• REQUIRED TASK: Take every line that has the string "should" and copy it out.

• SUPPLIED ENTRIES:
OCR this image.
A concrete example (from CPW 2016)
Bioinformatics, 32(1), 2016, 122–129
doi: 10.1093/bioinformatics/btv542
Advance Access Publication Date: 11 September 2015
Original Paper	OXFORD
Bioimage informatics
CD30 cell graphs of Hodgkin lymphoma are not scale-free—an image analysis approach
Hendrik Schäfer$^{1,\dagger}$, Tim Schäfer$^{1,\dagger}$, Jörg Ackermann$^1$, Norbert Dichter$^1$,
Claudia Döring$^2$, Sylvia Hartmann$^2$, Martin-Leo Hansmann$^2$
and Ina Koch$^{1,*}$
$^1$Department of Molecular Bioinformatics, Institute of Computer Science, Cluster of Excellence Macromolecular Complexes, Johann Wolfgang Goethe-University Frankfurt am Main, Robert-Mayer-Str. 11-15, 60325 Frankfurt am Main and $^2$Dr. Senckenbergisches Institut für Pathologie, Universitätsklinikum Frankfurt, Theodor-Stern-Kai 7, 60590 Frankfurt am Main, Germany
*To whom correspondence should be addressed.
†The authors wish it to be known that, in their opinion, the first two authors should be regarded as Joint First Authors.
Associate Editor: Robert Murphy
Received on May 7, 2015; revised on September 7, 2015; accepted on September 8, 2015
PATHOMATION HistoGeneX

• SOLUTION TO THE PROBLEM:
*To whom correspondence should be addressed.
†The authors wish it to be known that, in their opinion, the first two authors should be regarded as Joint First Authors.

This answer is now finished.